[Dataset excerpt]
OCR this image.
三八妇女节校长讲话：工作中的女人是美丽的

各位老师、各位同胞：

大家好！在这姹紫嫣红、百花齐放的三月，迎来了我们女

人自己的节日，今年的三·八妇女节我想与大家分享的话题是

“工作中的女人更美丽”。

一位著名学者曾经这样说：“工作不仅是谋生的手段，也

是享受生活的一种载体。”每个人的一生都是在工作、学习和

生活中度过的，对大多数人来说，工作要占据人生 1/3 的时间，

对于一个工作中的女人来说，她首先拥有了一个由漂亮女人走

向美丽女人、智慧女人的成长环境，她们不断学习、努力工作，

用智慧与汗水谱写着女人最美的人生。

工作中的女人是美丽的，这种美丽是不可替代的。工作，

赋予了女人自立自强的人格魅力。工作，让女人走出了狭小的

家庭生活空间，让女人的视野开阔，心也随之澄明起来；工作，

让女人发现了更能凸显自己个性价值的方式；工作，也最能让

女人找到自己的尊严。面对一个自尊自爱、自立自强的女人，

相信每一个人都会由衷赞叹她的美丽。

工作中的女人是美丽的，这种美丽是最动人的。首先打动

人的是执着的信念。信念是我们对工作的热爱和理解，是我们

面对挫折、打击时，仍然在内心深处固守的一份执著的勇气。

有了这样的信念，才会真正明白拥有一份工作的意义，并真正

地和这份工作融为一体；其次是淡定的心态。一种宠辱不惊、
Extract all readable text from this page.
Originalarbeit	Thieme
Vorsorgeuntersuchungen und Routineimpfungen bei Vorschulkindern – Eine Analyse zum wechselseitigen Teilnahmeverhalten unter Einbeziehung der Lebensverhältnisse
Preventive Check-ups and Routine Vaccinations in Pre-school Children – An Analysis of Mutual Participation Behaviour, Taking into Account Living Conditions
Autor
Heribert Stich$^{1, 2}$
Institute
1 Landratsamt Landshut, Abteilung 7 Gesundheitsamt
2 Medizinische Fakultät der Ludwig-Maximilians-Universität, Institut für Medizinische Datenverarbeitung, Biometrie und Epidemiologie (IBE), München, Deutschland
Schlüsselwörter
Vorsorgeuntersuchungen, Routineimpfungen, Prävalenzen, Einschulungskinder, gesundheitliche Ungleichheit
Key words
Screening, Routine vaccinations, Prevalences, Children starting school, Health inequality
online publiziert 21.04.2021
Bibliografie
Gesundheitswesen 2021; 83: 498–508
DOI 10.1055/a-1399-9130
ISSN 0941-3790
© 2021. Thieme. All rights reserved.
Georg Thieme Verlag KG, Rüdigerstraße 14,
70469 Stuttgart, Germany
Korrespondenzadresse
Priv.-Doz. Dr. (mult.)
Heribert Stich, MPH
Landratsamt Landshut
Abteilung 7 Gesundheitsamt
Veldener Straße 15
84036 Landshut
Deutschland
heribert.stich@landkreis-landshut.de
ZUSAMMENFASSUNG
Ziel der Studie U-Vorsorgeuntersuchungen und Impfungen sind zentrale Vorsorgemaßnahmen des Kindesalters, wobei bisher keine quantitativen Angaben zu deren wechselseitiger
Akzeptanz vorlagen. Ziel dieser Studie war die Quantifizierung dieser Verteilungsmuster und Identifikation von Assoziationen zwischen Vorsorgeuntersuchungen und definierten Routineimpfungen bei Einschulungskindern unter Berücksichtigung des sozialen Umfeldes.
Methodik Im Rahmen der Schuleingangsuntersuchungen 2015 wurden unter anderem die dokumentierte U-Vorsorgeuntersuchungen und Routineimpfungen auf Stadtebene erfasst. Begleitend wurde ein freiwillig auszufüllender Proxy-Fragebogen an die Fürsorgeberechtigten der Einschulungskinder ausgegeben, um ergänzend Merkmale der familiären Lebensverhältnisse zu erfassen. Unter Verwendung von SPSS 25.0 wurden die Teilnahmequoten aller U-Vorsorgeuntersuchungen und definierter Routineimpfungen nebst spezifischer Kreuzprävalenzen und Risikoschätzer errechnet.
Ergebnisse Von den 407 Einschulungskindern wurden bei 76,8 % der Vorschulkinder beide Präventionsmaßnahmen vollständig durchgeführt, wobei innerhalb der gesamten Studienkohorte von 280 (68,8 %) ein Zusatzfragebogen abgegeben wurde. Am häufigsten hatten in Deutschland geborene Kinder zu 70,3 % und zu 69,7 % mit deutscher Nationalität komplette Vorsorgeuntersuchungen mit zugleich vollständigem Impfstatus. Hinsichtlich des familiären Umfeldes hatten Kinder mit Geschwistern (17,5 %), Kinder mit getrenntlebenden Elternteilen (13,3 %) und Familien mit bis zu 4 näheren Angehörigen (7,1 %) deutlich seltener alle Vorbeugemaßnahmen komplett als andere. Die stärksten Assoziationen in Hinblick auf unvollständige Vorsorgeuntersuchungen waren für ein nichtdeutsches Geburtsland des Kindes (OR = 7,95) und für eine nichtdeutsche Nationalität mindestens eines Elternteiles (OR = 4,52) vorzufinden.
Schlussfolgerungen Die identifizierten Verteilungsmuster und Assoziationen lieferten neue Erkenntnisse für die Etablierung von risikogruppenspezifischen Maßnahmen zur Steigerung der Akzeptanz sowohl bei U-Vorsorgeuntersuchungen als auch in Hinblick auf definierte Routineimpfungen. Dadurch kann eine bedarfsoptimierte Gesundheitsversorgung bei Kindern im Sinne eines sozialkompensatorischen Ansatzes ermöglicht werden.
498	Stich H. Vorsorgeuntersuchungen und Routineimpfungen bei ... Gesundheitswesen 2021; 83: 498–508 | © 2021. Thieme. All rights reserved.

> **TASK DIRECTIONS**
Repeat the entries above exactly, leaving nothing out.

> **EXERCISE OUTPUT**
OCR this image.
三八妇女节校长讲话：工作中的女人是美丽的

各位老师、各位同胞：

大家好！在这姹紫嫣红、百花齐放的三月，迎来了我们女

人自己的节日，今年的三·八妇女节我想与大家分享的话题是

“工作中的女人更美丽”。

一位著名学者曾经这样说：“工作不仅是谋生的手段，也

是享受生活的一种载体。”每个人的一生都是在工作、学习和

生活中度过的，对大多数人来说，工作要占据人生 1/3 的时间，

对于一个工作中的女人来说，她首先拥有了一个由漂亮女人走

向美丽女人、智慧女人的成长环境，她们不断学习、努力工作，

用智慧与汗水谱写着女人最美的人生。

工作中的女人是美丽的，这种美丽是不可替代的。工作，

赋予了女人自立自强的人格魅力。工作，让女人走出了狭小的

家庭生活空间，让女人的视野开阔，心也随之澄明起来；工作，

让女人发现了更能凸显自己个性价值的方式；工作，也最能让

女人找到自己的尊严。面对一个自尊自爱、自立自强的女人，

相信每一个人都会由衷赞叹她的美丽。

工作中的女人是美丽的，这种美丽是最动人的。首先打动

人的是执着的信念。信念是我们对工作的热爱和理解，是我们

面对挫折、打击时，仍然在内心深处固守的一份执著的勇气。

有了这样的信念，才会真正明白拥有一份工作的意义，并真正

地和这份工作融为一体；其次是淡定的心态。一种宠辱不惊、
Extract all readable text from this page.
Originalarbeit	Thieme
Vorsorgeuntersuchungen und Routineimpfungen bei Vorschulkindern – Eine Analyse zum wechselseitigen Teilnahmeverhalten unter Einbeziehung der Lebensverhältnisse
Preventive Check-ups and Routine Vaccinations in Pre-school Children – An Analysis of Mutual Participation Behaviour, Taking into Account Living Conditions
Autor
Heribert Stich$^{1, 2}$
Institute
1 Landratsamt Landshut, Abteilung 7 Gesundheitsamt
2 Medizinische Fakultät der Ludwig-Maximilians-Universität, Institut für Medizinische Datenverarbeitung, Biometrie und Epidemiologie (IBE), München, Deutschland
Schlüsselwörter
Vorsorgeuntersuchungen, Routineimpfungen, Prävalenzen, Einschulungskinder, gesundheitliche Ungleichheit
Key words
Screening, Routine vaccinations, Prevalences, Children starting school, Health inequality
online publiziert 21.04.2021
Bibliografie
Gesundheitswesen 2021; 83: 498–508
DOI 10.1055/a-1399-9130
ISSN 0941-3790
© 2021. Thieme. All rights reserved.
Georg Thieme Verlag KG, Rüdigerstraße 14,
70469 Stuttgart, Germany
Korrespondenzadresse
Priv.-Doz. Dr. (mult.)
Heribert Stich, MPH
Landratsamt Landshut
Abteilung 7 Gesundheitsamt
Veldener Straße 15
84036 Landshut
Deutschland
heribert.stich@landkreis-landshut.de
ZUSAMMENFASSUNG
Ziel der Studie U-Vorsorgeuntersuchungen und Impfungen sind zentrale Vorsorgemaßnahmen des Kindesalters, wobei bisher keine quantitativen Angaben zu deren wechselseitiger
Akzeptanz vorlagen. Ziel dieser Studie war die Quantifizierung dieser Verteilungsmuster und Identifikation von Assoziationen zwischen Vorsorgeuntersuchungen und definierten Routineimpfungen bei Einschulungskindern unter Berücksichtigung des sozialen Umfeldes.
Methodik Im Rahmen der Schuleingangsuntersuchungen 2015 wurden unter anderem die dokumentierte U-Vorsorgeuntersuchungen und Routineimpfungen auf Stadtebene erfasst. Begleitend wurde ein freiwillig auszufüllender Proxy-Fragebogen an die Fürsorgeberechtigten der Einschulungskinder ausgegeben, um ergänzend Merkmale der familiären Lebensverhältnisse zu erfassen. Unter Verwendung von SPSS 25.0 wurden die Teilnahmequoten aller U-Vorsorgeuntersuchungen und definierter Routineimpfungen nebst spezifischer Kreuzprävalenzen und Risikoschätzer errechnet.
Ergebnisse Von den 407 Einschulungskindern wurden bei 76,8 % der Vorschulkinder beide Präventionsmaßnahmen vollständig durchgeführt, wobei innerhalb der gesamten Studienkohorte von 280 (68,8 %) ein Zusatzfragebogen abgegeben wurde. Am häufigsten hatten in Deutschland geborene Kinder zu 70,3 % und zu 69,7 % mit deutscher Nationalität komplette Vorsorgeuntersuchungen mit zugleich vollständigem Impfstatus. Hinsichtlich des familiären Umfeldes hatten Kinder mit Geschwistern (17,5 %), Kinder mit getrenntlebenden Elternteilen (13,3 %) und Familien mit bis zu 4 näheren Angehörigen (7,1 %) deutlich seltener alle Vorbeugemaßnahmen komplett als andere. Die stärksten Assoziationen in Hinblick auf unvollständige Vorsorgeuntersuchungen waren für ein nichtdeutsches Geburtsland des Kindes (OR = 7,95) und für eine nichtdeutsche Nationalität mindestens eines Elternteiles (OR = 4,52) vorzufinden.
Schlussfolgerungen Die identifizierten Verteilungsmuster und Assoziationen lieferten neue Erkenntnisse für die Etablierung von risikogruppenspezifischen Maßnahmen zur Steigerung der Akzeptanz sowohl bei U-Vorsorgeuntersuchungen als auch in Hinblick auf definierte Routineimpfungen. Dadurch kann eine bedarfsoptimierte Gesundheitsversorgung bei Kindern im Sinne eines sozialkompensatorischen Ansatzes ermöglicht werden.
498	Stich H. Vorsorgeuntersuchungen und Routineimpfungen bei ... Gesundheitswesen 2021; 83: 498–508 | © 2021. Thieme. All rights reserved.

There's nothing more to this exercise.